■ SUPPLIED MATERIAL
-------

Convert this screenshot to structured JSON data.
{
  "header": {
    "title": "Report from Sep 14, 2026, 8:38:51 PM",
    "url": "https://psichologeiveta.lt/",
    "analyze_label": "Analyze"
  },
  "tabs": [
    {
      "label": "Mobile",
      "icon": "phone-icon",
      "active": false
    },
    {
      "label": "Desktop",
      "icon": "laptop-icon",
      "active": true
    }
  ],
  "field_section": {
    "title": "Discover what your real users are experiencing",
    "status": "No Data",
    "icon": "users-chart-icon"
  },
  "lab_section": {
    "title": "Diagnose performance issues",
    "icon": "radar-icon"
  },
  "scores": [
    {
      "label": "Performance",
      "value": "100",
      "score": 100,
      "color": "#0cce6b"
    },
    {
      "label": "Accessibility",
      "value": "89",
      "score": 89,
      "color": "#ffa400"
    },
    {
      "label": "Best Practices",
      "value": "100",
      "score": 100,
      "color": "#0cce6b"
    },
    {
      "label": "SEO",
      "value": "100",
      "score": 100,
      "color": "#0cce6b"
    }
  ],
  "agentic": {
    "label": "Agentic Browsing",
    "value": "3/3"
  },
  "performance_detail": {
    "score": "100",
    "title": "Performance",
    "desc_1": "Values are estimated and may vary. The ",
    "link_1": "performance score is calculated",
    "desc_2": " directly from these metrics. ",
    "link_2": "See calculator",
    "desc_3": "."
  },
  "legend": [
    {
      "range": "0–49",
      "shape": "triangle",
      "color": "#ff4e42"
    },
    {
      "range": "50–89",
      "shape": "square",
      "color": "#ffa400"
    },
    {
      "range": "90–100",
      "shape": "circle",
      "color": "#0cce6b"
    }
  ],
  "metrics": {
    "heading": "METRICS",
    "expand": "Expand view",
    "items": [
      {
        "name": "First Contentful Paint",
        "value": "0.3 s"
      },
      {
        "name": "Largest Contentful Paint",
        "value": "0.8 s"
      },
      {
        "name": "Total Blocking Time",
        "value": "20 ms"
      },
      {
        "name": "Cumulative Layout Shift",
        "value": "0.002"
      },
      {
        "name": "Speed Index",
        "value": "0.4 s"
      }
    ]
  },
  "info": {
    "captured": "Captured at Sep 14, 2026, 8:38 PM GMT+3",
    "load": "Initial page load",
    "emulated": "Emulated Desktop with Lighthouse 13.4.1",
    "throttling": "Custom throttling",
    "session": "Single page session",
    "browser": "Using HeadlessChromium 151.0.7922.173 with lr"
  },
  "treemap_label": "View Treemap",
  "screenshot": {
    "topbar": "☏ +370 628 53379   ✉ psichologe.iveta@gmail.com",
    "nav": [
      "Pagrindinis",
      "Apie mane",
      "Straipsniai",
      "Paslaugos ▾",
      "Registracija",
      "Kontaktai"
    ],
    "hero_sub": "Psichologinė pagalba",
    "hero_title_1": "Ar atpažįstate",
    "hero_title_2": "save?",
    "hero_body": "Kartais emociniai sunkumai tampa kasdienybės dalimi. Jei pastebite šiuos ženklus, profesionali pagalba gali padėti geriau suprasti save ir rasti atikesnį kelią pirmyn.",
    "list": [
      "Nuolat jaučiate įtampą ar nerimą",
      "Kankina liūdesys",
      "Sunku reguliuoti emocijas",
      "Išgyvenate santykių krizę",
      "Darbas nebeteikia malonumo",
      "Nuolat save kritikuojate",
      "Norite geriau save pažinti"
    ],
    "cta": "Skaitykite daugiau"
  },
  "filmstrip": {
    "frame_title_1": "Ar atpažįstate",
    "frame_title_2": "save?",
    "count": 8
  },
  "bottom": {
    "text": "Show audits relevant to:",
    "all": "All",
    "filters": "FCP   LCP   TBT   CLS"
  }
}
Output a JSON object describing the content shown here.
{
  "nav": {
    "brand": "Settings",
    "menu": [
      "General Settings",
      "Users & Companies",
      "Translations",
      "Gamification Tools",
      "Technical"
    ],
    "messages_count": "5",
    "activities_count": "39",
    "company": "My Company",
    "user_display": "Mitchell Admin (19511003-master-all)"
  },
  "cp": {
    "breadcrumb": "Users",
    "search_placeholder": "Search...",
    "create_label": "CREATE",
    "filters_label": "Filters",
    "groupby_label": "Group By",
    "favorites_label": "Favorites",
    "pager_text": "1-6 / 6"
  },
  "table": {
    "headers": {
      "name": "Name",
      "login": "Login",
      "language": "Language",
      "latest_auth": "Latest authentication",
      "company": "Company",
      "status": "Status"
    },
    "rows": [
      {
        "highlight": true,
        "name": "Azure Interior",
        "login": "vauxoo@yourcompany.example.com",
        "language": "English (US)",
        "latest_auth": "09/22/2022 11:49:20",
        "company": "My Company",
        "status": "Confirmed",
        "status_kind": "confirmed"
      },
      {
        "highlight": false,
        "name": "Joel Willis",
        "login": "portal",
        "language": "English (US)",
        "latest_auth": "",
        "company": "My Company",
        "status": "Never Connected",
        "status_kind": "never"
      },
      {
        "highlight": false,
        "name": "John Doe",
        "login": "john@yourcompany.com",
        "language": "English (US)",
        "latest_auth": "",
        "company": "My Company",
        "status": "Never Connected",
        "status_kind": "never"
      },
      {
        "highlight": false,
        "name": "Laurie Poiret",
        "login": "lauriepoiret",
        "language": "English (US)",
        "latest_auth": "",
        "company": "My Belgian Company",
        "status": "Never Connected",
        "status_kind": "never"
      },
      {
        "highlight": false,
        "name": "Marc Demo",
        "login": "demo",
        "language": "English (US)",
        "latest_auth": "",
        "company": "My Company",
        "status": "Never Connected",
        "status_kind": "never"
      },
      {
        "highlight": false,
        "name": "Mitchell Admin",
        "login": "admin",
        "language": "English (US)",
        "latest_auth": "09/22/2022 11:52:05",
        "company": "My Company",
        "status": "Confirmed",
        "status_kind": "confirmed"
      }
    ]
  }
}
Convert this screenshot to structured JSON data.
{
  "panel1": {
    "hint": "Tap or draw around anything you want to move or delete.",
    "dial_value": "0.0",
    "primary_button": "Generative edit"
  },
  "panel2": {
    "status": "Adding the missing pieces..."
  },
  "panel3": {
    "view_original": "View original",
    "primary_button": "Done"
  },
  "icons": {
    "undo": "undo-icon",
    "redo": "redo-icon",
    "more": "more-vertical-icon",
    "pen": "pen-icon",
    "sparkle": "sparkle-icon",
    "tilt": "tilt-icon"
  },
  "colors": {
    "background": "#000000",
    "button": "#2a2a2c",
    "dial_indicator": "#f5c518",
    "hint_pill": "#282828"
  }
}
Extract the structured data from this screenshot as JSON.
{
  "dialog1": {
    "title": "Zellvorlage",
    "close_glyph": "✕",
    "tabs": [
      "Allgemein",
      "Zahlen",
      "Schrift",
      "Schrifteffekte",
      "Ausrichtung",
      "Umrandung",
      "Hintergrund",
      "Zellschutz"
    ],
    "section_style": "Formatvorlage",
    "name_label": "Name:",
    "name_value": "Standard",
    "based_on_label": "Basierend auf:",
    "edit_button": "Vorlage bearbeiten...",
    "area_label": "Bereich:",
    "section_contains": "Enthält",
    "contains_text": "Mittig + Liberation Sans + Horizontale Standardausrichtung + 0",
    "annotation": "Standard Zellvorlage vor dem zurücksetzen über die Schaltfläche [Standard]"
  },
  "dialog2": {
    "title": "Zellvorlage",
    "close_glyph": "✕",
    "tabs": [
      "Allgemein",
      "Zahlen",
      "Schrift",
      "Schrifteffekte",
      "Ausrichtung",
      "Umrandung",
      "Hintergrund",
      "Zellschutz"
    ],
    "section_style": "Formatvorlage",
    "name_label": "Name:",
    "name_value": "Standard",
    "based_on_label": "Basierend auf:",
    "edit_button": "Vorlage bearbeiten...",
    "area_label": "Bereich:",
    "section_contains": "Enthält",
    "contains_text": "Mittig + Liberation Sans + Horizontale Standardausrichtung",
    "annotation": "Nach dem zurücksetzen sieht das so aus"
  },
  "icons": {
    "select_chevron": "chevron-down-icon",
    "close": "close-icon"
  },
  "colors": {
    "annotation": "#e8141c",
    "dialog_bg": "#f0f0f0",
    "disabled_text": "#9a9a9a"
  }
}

-------

■ WHAT THE TASK ASKS
Pull every line containing "atpažįstate" from the material above.

■ FULL SOLUTION
    "hero_title_1": "Ar atpažįstate",
    "frame_title_1": "Ar atpažįstate",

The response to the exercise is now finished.